── SOURCE DATA
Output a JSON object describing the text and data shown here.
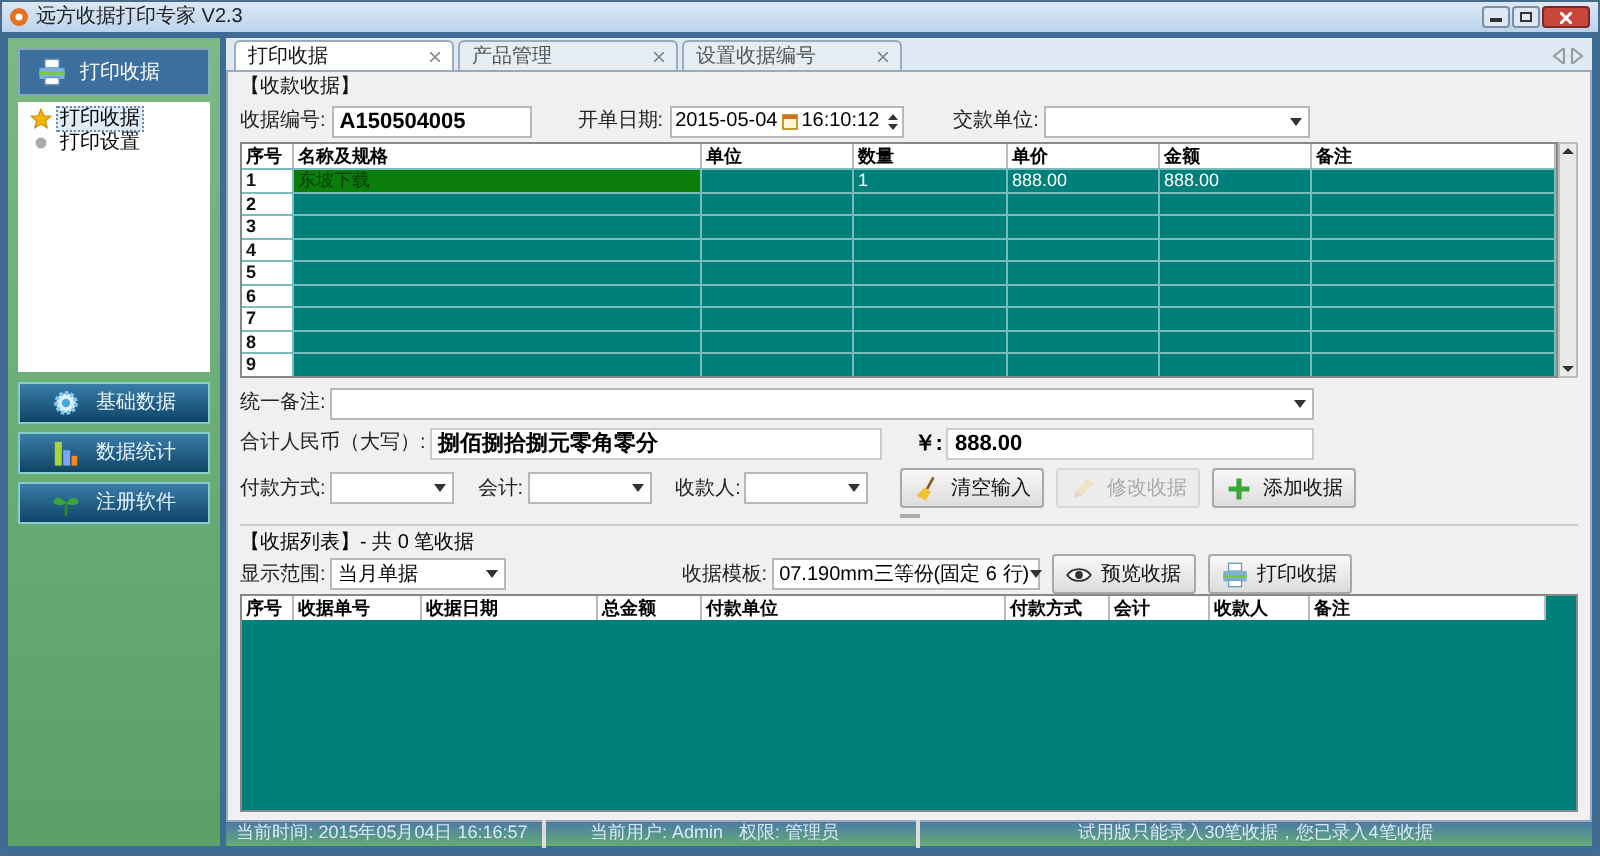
{
  "window": {
    "title": "远方收据打印专家 V2.3"
  },
  "sidebar": {
    "header": "打印收据",
    "tree": [
      {
        "label": "打印收据",
        "selected": true,
        "kind": "star"
      },
      {
        "label": "打印设置",
        "selected": false,
        "kind": "dot"
      }
    ],
    "buttons": [
      {
        "label": "基础数据",
        "kind": "gear"
      },
      {
        "label": "数据统计",
        "kind": "chart"
      },
      {
        "label": "注册软件",
        "kind": "sprout"
      }
    ]
  },
  "tabs": [
    {
      "label": "打印收据",
      "selected": true
    },
    {
      "label": "产品管理",
      "selected": false
    },
    {
      "label": "设置收据编号",
      "selected": false
    }
  ],
  "receipt": {
    "section_title": "【收款收据】",
    "number_label": "收据编号:",
    "number": "A150504005",
    "date_label": "开单日期:",
    "date": "2015-05-04",
    "time": "16:10:12",
    "payer_label": "交款单位:",
    "columns": [
      "序号",
      "名称及规格",
      "单位",
      "数量",
      "单价",
      "金额",
      "备注"
    ],
    "rows": [
      {
        "cells": [
          "1",
          "东坡下载",
          "",
          "1",
          "888.00",
          "888.00",
          ""
        ],
        "selected": true
      },
      {
        "cells": [
          "2",
          "",
          "",
          "",
          "",
          "",
          ""
        ],
        "selected": false
      },
      {
        "cells": [
          "3",
          "",
          "",
          "",
          "",
          "",
          ""
        ],
        "selected": false
      },
      {
        "cells": [
          "4",
          "",
          "",
          "",
          "",
          "",
          ""
        ],
        "selected": false
      },
      {
        "cells": [
          "5",
          "",
          "",
          "",
          "",
          "",
          ""
        ],
        "selected": false
      },
      {
        "cells": [
          "6",
          "",
          "",
          "",
          "",
          "",
          ""
        ],
        "selected": false
      },
      {
        "cells": [
          "7",
          "",
          "",
          "",
          "",
          "",
          ""
        ],
        "selected": false
      },
      {
        "cells": [
          "8",
          "",
          "",
          "",
          "",
          "",
          ""
        ],
        "selected": false
      },
      {
        "cells": [
          "9",
          "",
          "",
          "",
          "",
          "",
          ""
        ],
        "selected": false
      }
    ],
    "remark_label": "统一备注:",
    "total_label": "合计人民币（大写）:",
    "total_words": "捌佰捌拾捌元零角零分",
    "yen_label": "￥:",
    "total": "888.00",
    "payment_label": "付款方式:",
    "accountant_label": "会计:",
    "payee_label": "收款人:",
    "buttons": [
      {
        "label": "清空输入",
        "kind": "broom",
        "disabled": false
      },
      {
        "label": "修改收据",
        "kind": "pencil",
        "disabled": true
      },
      {
        "label": "添加收据",
        "kind": "plus",
        "disabled": false
      }
    ]
  },
  "list": {
    "title": "【收据列表】- 共 0 笔收据",
    "range_label": "显示范围:",
    "range": "当月单据",
    "template_label": "收据模板:",
    "template": "07.190mm三等份(固定 6 行)",
    "buttons": [
      {
        "label": "预览收据",
        "kind": "eye",
        "disabled": false
      },
      {
        "label": "打印收据",
        "kind": "printer",
        "disabled": false
      }
    ],
    "columns": [
      "序号",
      "收据单号",
      "收据日期",
      "总金额",
      "付款单位",
      "付款方式",
      "会计",
      "收款人",
      "备注"
    ]
  },
  "status_bar": {
    "time": "当前时间: 2015年05月04日 16:16:57",
    "user": "当前用户: Admin",
    "role": "权限: 管理员",
    "notice": "试用版只能录入30笔收据，您已录入4笔收据"
  }
}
────
Give the data above again in full and unchanged, skipping the pictures.

Output a JSON object describing the text and data shown here.
{
  "window": {
    "title": "远方收据打印专家 V2.3"
  },
  "sidebar": {
    "header": "打印收据",
    "tree": [
      {
        "label": "打印收据",
        "selected": true,
        "kind": "star"
      },
      {
        "label": "打印设置",
        "selected": false,
        "kind": "dot"
      }
    ],
    "buttons": [
      {
        "label": "基础数据",
        "kind": "gear"
      },
      {
        "label": "数据统计",
        "kind": "chart"
      },
      {
        "label": "注册软件",
        "kind": "sprout"
      }
    ]
  },
  "tabs": [
    {
      "label": "打印收据",
      "selected": true
    },
    {
      "label": "产品管理",
      "selected": false
    },
    {
      "label": "设置收据编号",
      "selected": false
    }
  ],
  "receipt": {
    "section_title": "【收款收据】",
    "number_label": "收据编号:",
    "number": "A150504005",
    "date_label": "开单日期:",
    "date": "2015-05-04",
    "time": "16:10:12",
    "payer_label": "交款单位:",
    "columns": [
      "序号",
      "名称及规格",
      "单位",
      "数量",
      "单价",
      "金额",
      "备注"
    ],
    "rows": [
      {
        "cells": [
          "1",
          "东坡下载",
          "",
          "1",
          "888.00",
          "888.00",
          ""
        ],
        "selected": true
      },
      {
        "cells": [
          "2",
          "",
          "",
          "",
          "",
          "",
          ""
        ],
        "selected": false
      },
      {
        "cells": [
          "3",
          "",
          "",
          "",
          "",
          "",
          ""
        ],
        "selected": false
      },
      {
        "cells": [
          "4",
          "",
          "",
          "",
          "",
          "",
          ""
        ],
        "selected": false
      },
      {
        "cells": [
          "5",
          "",
          "",
          "",
          "",
          "",
          ""
        ],
        "selected": false
      },
      {
        "cells": [
          "6",
          "",
          "",
          "",
          "",
          "",
          ""
        ],
        "selected": false
      },
      {
        "cells": [
          "7",
          "",
          "",
          "",
          "",
          "",
          ""
        ],
        "selected": false
      },
      {
        "cells": [
          "8",
          "",
          "",
          "",
          "",
          "",
          ""
        ],
        "selected": false
      },
      {
        "cells": [
          "9",
          "",
          "",
          "",
          "",
          "",
          ""
        ],
        "selected": false
      }
    ],
    "remark_label": "统一备注:",
    "total_label": "合计人民币（大写）:",
    "total_words": "捌佰捌拾捌元零角零分",
    "yen_label": "￥:",
    "total": "888.00",
    "payment_label": "付款方式:",
    "accountant_label": "会计:",
    "payee_label": "收款人:",
    "buttons": [
      {
        "label": "清空输入",
        "kind": "broom",
        "disabled": false
      },
      {
        "label": "修改收据",
        "kind": "pencil",
        "disabled": true
      },
      {
        "label": "添加收据",
        "kind": "plus",
        "disabled": false
      }
    ]
  },
  "list": {
    "title": "【收据列表】- 共 0 笔收据",
    "range_label": "显示范围:",
    "range": "当月单据",
    "template_label": "收据模板:",
    "template": "07.190mm三等份(固定 6 行)",
    "buttons": [
      {
        "label": "预览收据",
        "kind": "eye",
        "disabled": false
      },
      {
        "label": "打印收据",
        "kind": "printer",
        "disabled": false
      }
    ],
    "columns": [
      "序号",
      "收据单号",
      "收据日期",
      "总金额",
      "付款单位",
      "付款方式",
      "会计",
      "收款人",
      "备注"
    ]
  },
  "status_bar": {
    "time": "当前时间: 2015年05月04日 16:16:57",
    "user": "当前用户: Admin",
    "role": "权限: 管理员",
    "notice": "试用版只能录入30笔收据，您已录入4笔收据"
  }
}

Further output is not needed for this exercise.